* Israël continue de rassembler troupes et véhicules près de Gaza en vue d'une opération

* Le Hamas appelle les Palestiniens au soulèvement ce vendredi

* Le chef de la diplomatie US en visite dans la région pour éviter un embrasement

* Treize ressortissants français tués dans l'attaque du Hamas-Macron

* Tensions dans des villes occidentales

par Henriette Chacar, Nidal al-Mughrabi et Humeyra Pamuk

JERUSALEM/GAZA/TEL AVIV, 13 octobre (Reuters) - Il est maintenant l'"heure de la guerre", a déclaré le chef de l'armée israélienne, alors que Tsahal a continué jeudi de déployer des chars d'assaut près de la bande de Gaza en vue d'une opération massive au sol pour "éradiquer" le Hamas, qui contrôle l'enclave palestinienne, densément peuplée.

Voulant rassembler les soutiens, le gouvernement israélien a montré au secrétaire d'Etat américain Antony Blinken, arrivé jeudi pour des entretiens dans la région, et aux ministres de la Défense de l'Otan des images très explicites d'enfants et de civils tués par le Hamas lors des attaques du week-end dans des localités israéliennes proches de Gaza.

● OBJECTIF A: Recopiez à l'identique les lignes des enregistrements, en commençant à celle qui contient "header-cell-requirement: 선정요건 [217, 145, 802, 186]" et en terminant à celle qui contient "spacer [225, 762, 791, 794]", toutes deux incluses.

● DONNÉES D'ENTRÉE:
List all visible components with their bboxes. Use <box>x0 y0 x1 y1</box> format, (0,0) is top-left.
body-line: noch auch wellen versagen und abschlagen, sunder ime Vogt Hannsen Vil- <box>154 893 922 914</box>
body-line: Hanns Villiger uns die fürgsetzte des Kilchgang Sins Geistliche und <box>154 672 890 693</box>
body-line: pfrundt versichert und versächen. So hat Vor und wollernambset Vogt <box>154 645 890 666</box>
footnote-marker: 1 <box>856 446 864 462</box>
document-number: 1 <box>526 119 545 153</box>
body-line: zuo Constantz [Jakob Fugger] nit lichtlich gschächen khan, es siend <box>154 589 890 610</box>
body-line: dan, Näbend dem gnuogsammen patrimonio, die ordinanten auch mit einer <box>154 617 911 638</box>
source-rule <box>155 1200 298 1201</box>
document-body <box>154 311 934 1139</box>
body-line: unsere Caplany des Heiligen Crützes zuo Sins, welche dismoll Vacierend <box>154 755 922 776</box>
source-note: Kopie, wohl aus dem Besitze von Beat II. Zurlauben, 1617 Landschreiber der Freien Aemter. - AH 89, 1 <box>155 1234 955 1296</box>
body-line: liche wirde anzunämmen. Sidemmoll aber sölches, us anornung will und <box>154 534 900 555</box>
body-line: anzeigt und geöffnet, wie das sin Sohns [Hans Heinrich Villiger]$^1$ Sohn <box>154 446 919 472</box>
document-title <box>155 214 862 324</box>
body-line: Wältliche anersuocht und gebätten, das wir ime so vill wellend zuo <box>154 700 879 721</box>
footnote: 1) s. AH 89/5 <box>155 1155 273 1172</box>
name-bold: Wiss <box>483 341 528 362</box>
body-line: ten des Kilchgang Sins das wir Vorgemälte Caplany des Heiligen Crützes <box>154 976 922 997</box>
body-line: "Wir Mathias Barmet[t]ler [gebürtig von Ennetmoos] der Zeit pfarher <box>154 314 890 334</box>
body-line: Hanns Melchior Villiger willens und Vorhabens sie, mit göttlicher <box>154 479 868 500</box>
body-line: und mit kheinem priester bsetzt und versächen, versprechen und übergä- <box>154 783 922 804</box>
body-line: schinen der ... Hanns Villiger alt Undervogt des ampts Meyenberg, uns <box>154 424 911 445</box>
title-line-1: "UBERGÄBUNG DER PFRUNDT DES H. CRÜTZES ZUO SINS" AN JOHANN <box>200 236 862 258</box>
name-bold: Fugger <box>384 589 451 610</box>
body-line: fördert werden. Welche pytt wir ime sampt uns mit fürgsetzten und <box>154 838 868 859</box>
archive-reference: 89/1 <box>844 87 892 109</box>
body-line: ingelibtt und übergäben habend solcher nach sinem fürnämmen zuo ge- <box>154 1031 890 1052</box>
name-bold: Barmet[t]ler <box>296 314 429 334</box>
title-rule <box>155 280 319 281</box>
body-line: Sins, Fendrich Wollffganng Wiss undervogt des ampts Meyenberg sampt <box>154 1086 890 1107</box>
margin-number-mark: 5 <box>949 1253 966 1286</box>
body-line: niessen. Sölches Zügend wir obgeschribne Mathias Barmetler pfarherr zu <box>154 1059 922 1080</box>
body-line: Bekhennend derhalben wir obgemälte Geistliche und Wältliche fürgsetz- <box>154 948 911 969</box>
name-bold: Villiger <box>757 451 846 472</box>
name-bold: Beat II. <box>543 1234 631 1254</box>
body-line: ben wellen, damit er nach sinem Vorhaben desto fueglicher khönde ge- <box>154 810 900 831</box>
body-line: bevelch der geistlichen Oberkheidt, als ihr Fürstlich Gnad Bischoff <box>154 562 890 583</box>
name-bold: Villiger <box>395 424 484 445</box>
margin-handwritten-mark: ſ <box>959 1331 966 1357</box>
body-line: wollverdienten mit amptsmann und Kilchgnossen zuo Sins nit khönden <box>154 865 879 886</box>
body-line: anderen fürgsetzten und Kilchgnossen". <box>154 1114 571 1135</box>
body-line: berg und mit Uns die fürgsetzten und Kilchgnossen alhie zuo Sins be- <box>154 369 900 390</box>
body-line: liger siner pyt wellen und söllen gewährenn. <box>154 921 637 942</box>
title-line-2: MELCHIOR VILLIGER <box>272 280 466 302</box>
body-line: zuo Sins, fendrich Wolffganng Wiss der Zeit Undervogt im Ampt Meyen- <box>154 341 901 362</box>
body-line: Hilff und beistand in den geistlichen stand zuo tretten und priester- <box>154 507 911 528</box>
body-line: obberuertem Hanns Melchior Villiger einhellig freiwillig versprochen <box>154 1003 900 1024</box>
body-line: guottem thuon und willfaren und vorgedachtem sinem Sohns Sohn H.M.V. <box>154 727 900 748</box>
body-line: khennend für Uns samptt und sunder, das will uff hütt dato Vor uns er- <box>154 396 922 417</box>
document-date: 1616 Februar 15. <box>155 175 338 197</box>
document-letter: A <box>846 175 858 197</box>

---

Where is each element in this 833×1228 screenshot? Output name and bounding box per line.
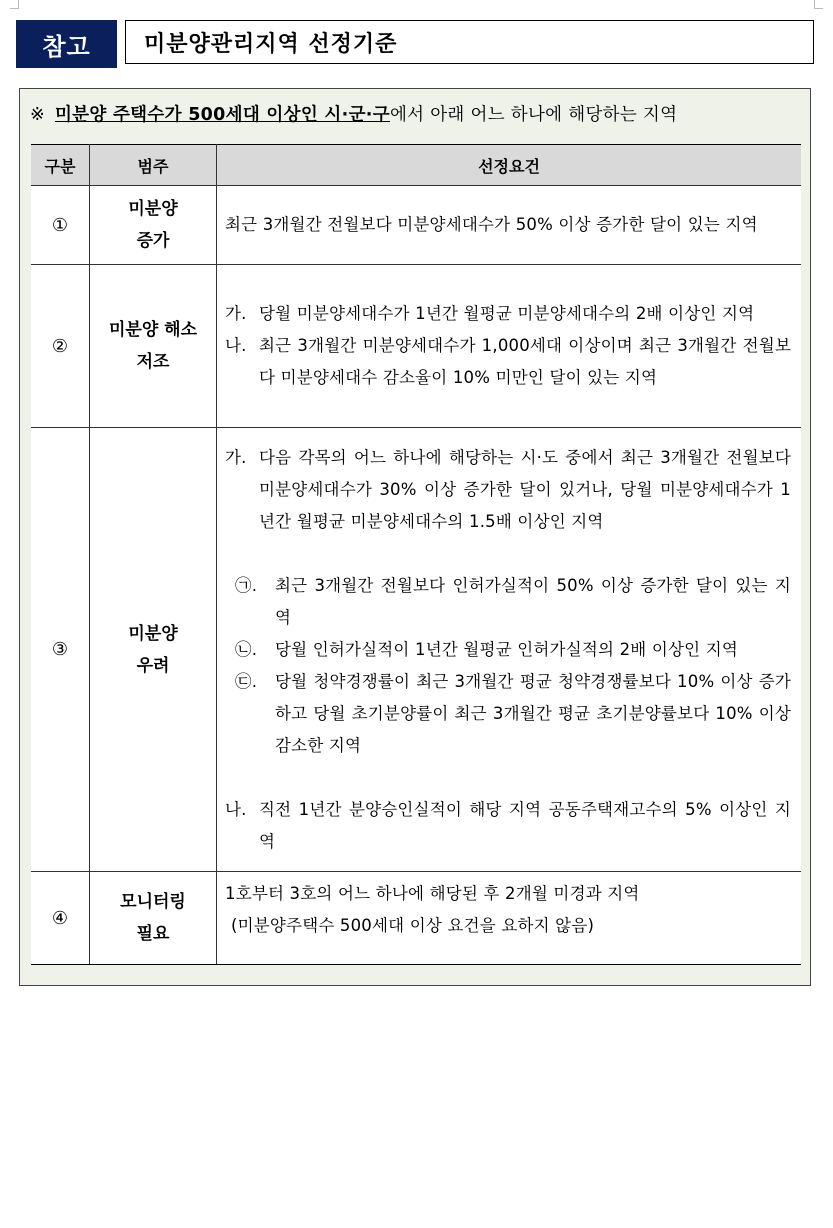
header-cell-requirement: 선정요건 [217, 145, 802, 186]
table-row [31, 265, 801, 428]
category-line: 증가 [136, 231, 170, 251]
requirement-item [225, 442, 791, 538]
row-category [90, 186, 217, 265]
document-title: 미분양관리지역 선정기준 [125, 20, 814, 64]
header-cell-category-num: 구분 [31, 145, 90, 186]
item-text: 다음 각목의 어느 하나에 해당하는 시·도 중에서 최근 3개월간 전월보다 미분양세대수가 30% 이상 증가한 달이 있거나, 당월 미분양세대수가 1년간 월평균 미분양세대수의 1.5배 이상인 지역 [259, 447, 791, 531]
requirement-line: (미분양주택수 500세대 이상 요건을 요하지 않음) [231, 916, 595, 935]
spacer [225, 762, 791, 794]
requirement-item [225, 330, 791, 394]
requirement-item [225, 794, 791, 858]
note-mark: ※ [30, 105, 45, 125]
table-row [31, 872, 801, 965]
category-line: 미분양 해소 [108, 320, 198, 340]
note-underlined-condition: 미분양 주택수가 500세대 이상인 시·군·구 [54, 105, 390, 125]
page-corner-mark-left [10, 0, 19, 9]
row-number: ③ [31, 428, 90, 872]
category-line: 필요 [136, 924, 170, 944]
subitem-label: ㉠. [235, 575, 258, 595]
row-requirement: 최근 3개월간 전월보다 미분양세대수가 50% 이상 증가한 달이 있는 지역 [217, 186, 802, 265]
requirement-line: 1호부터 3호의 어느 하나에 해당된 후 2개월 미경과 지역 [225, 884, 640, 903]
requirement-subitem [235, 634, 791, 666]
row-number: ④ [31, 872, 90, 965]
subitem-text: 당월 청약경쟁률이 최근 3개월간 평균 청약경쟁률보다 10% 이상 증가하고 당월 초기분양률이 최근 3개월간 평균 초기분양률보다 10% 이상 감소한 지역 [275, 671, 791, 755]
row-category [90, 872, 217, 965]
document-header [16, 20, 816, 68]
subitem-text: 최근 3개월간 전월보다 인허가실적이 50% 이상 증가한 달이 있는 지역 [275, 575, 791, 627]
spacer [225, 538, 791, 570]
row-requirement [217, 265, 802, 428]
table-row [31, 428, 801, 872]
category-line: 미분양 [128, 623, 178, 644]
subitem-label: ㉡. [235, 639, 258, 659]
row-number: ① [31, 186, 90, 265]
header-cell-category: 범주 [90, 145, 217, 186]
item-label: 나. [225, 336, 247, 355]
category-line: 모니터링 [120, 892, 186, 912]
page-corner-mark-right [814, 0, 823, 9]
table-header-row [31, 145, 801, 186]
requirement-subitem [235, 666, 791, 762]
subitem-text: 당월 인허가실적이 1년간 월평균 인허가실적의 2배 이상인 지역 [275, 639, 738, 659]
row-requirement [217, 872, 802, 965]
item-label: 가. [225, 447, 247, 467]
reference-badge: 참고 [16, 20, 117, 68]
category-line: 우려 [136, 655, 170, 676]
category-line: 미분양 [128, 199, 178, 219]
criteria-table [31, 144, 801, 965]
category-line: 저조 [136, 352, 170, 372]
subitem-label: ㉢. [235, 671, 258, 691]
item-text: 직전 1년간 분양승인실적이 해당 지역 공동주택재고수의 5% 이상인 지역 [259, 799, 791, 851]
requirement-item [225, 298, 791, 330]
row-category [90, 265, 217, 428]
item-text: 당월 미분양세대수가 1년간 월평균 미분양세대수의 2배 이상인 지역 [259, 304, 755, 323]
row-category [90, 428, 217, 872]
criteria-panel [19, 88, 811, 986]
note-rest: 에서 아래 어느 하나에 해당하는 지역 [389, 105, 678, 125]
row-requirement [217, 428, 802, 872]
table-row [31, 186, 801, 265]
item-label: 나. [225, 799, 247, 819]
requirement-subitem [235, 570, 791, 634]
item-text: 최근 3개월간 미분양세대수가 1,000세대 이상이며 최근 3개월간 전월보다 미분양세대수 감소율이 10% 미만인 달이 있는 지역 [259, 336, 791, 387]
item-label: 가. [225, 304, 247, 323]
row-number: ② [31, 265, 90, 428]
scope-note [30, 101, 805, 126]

● OBJECTIF B: D'après l'extrait, quel responsable américain est arrivé jeudi dans la région pour des entretiens ?

● SORTIE COMPLÈTE A:
header-cell-requirement: 선정요건 [217, 145, 802, 186]
table-row [31, 265, 801, 428]
category-line: 증가 [136, 231, 170, 251]
requirement-item [225, 442, 791, 538]
row-category [90, 186, 217, 265]
document-title: 미분양관리지역 선정기준 [125, 20, 814, 64]
header-cell-category-num: 구분 [31, 145, 90, 186]
item-text: 다음 각목의 어느 하나에 해당하는 시·도 중에서 최근 3개월간 전월보다 미분양세대수가 30% 이상 증가한 달이 있거나, 당월 미분양세대수가 1년간 월평균 미분양세대수의 1.5배 이상인 지역 [259, 447, 791, 531]
requirement-line: (미분양주택수 500세대 이상 요건을 요하지 않음) [231, 916, 595, 935]
spacer [225, 762, 791, 794]

● SORTIE COMPLÈTE B: Le secrétaire d'Etat américain Antony Blinken.